(Data records)
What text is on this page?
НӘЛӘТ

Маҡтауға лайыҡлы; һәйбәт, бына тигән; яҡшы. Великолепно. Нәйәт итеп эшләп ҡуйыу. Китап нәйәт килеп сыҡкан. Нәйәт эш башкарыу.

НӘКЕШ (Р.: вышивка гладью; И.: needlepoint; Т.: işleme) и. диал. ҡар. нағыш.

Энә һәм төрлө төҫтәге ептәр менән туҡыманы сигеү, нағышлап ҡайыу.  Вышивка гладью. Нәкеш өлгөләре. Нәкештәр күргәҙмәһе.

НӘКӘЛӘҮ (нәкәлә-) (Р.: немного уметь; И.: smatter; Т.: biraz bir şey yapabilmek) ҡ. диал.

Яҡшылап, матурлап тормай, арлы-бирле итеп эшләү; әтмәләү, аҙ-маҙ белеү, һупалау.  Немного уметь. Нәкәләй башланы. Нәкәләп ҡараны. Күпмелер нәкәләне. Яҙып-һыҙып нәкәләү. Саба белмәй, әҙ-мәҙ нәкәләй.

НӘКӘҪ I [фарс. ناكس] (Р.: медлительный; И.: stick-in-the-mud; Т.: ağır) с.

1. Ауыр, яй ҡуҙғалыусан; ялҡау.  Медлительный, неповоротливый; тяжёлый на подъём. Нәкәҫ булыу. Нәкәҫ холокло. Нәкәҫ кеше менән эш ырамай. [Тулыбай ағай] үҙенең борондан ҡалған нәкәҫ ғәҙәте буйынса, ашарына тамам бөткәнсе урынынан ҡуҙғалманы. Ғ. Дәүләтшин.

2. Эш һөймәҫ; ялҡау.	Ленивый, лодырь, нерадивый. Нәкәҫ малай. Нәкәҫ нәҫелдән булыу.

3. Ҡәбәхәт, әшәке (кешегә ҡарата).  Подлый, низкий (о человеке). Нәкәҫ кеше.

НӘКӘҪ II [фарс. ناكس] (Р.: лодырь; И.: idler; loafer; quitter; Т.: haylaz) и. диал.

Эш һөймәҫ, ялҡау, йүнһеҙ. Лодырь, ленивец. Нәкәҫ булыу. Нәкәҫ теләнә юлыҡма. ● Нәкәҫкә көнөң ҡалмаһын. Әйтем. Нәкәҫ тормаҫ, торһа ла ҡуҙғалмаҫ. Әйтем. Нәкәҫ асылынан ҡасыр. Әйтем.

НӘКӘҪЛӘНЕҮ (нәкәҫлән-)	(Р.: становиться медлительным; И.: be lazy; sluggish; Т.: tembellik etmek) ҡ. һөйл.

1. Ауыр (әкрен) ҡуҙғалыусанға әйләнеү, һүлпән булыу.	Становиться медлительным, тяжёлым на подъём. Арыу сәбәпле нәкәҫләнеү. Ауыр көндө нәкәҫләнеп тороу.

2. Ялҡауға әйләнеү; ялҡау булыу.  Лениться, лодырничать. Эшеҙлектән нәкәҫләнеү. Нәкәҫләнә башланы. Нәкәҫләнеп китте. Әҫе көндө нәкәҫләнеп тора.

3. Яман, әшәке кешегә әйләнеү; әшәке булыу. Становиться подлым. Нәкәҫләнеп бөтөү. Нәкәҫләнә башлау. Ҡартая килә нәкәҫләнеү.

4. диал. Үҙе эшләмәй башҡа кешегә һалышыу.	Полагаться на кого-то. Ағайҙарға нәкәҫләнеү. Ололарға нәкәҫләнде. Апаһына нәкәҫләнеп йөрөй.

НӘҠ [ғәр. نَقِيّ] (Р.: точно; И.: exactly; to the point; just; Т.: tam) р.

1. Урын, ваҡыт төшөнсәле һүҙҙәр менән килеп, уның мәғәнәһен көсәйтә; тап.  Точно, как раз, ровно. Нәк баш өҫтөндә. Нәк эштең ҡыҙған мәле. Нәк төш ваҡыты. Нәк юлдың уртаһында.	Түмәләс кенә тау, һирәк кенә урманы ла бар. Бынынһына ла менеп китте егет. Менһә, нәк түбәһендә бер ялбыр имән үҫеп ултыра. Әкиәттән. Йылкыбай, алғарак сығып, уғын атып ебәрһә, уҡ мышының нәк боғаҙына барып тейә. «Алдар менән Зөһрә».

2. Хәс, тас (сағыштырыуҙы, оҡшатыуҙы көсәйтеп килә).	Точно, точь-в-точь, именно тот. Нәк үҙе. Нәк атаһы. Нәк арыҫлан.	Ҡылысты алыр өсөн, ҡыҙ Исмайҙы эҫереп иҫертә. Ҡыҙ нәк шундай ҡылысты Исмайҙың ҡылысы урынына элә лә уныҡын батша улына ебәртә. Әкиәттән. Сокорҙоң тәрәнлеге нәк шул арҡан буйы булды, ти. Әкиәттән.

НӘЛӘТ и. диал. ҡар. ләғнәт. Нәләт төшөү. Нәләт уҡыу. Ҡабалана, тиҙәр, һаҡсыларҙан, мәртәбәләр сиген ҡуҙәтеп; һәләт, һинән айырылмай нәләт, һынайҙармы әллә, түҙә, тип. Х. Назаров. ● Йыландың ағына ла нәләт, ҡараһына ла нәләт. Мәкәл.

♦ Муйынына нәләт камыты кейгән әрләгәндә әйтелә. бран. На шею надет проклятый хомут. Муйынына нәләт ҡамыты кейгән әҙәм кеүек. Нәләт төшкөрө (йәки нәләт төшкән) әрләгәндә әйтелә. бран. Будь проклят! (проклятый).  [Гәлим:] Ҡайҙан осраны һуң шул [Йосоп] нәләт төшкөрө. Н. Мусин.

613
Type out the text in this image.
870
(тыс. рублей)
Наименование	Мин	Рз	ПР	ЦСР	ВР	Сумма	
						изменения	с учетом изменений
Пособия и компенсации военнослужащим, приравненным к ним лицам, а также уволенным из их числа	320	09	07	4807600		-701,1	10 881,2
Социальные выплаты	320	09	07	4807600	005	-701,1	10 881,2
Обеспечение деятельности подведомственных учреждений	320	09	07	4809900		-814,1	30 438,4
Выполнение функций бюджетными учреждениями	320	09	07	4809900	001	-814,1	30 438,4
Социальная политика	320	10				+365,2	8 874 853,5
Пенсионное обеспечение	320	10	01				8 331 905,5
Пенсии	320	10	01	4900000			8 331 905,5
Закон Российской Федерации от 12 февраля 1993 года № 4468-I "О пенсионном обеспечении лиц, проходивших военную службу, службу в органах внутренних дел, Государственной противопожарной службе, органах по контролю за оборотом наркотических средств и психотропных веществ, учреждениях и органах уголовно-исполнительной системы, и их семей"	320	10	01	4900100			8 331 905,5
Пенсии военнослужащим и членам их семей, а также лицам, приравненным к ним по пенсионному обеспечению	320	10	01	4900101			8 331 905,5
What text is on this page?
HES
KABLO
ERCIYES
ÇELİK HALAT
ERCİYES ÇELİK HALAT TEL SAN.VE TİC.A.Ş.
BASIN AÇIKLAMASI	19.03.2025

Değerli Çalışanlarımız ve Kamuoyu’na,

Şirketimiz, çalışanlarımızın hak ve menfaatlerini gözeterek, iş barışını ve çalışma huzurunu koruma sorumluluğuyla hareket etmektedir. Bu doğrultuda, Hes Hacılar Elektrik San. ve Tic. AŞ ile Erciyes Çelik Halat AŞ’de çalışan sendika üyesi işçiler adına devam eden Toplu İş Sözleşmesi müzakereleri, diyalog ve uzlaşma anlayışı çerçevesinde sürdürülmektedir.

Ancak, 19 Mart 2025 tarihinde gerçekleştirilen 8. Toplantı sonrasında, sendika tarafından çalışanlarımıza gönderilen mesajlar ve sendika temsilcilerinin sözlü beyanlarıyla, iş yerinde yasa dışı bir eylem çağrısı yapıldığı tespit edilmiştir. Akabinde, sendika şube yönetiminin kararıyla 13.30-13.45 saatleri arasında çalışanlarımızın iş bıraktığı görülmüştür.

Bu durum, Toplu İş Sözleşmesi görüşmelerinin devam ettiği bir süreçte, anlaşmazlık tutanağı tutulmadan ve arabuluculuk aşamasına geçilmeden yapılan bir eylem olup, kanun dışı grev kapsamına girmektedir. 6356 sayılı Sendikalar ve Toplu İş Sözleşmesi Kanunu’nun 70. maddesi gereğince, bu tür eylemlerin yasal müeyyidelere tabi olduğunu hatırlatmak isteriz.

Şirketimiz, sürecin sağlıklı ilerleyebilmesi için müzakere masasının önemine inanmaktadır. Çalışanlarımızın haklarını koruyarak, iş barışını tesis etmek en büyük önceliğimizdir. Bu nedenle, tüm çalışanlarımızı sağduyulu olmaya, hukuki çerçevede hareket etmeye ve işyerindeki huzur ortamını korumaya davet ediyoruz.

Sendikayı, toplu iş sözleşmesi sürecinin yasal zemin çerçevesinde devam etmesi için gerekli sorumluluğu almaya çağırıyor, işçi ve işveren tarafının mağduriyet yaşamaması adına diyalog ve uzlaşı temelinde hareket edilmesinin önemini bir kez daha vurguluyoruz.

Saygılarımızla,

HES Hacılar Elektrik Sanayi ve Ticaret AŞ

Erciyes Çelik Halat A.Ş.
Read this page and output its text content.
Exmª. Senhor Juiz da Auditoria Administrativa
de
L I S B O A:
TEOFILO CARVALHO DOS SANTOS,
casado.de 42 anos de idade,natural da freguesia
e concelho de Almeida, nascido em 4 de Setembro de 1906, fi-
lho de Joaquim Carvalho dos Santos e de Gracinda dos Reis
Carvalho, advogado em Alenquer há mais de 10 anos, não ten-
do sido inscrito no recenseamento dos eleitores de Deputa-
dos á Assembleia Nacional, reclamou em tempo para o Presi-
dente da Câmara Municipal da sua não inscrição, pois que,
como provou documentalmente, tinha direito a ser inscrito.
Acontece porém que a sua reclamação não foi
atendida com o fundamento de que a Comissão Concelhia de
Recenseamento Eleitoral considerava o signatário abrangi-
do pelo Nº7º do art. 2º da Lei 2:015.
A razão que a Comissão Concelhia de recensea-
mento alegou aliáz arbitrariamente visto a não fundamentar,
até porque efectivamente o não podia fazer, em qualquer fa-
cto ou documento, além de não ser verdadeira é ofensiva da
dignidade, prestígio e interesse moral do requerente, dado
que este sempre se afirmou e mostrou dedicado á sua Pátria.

→ Challenge:
Find every line with the word "көндө" and state how many there are, with no other words.

→ Solution:
2